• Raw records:
---
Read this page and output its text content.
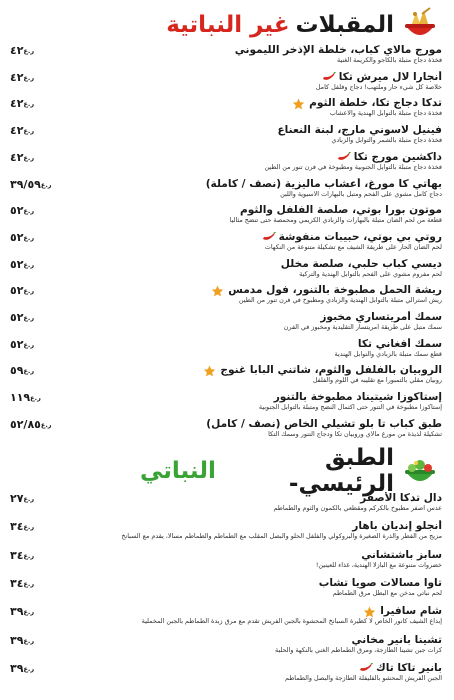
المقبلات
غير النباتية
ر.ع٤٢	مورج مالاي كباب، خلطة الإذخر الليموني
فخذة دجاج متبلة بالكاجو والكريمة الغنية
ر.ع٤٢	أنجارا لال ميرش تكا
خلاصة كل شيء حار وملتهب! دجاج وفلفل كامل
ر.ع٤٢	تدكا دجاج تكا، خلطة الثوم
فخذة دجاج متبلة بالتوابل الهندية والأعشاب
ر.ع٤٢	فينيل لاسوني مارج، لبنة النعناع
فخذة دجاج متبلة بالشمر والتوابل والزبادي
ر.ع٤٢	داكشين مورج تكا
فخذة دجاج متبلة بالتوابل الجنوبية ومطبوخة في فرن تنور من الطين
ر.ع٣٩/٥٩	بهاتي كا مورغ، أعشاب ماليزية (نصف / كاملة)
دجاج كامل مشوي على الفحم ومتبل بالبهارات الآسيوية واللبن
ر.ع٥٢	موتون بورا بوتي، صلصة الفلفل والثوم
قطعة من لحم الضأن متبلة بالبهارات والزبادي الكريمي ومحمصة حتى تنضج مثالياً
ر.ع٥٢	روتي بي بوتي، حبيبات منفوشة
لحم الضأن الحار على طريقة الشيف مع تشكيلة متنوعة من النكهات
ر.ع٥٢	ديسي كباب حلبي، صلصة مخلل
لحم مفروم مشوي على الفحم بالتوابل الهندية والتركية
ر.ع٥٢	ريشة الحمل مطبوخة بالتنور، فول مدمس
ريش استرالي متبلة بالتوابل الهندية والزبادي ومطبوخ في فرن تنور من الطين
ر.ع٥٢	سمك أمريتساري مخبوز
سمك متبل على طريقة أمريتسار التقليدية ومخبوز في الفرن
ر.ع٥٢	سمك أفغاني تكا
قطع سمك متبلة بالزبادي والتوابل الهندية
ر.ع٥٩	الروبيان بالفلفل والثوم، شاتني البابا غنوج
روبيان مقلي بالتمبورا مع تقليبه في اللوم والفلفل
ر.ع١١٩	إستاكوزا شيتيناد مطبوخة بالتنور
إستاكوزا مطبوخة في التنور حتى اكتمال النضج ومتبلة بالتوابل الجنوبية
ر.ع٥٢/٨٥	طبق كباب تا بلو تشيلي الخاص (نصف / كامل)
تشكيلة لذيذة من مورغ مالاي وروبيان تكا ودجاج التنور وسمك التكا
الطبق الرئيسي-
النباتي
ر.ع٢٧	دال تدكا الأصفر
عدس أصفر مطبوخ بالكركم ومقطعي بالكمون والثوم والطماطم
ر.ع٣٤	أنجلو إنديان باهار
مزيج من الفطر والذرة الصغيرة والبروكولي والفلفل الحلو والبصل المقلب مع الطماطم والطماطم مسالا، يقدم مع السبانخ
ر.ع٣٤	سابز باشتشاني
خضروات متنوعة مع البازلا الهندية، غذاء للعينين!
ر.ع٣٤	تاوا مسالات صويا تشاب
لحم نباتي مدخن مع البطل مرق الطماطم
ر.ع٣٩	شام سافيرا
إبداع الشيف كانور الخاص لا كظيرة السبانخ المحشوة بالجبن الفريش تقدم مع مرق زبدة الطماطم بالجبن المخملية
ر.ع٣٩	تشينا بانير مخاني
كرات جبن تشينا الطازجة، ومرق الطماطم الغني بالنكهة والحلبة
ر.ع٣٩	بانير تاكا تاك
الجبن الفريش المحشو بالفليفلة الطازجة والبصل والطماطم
---
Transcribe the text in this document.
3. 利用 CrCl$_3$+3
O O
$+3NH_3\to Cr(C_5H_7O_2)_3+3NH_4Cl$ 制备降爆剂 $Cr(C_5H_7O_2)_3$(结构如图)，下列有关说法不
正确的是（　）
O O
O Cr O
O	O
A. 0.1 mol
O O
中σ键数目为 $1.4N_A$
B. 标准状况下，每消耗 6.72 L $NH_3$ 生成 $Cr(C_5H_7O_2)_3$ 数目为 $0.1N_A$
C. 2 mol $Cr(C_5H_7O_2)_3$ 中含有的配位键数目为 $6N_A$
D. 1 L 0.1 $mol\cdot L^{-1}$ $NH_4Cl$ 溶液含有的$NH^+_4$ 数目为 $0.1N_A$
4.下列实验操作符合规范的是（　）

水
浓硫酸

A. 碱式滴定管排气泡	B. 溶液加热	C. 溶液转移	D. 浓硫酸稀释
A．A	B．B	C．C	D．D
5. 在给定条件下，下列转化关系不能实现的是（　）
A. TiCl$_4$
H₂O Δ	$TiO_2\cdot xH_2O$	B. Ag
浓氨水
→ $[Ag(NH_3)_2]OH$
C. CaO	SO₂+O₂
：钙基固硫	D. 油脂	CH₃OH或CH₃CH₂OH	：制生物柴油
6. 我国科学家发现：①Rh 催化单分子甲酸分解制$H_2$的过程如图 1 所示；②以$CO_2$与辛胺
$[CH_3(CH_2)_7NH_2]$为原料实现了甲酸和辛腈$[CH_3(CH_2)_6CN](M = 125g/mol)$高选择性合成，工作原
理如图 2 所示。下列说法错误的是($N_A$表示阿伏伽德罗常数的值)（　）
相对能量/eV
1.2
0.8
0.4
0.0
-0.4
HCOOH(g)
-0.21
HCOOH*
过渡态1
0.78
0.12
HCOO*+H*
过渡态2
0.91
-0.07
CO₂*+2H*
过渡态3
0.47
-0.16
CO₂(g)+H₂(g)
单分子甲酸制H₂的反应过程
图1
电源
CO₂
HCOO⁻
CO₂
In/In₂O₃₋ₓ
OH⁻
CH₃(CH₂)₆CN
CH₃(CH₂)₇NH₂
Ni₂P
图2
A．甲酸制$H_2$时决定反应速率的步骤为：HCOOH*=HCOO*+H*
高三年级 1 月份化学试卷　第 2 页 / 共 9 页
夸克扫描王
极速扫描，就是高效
---
• Requirement:
Keep only those lines of the records that hold "الفريش", and return them.

• Task output:
إبداع الشيف كانور الخاص لا كظيرة السبانخ المحشوة بالجبن الفريش تقدم مع مرق زبدة الطماطم بالجبن المخملية
الجبن الفريش المحشو بالفليفلة الطازجة والبصل والطماطم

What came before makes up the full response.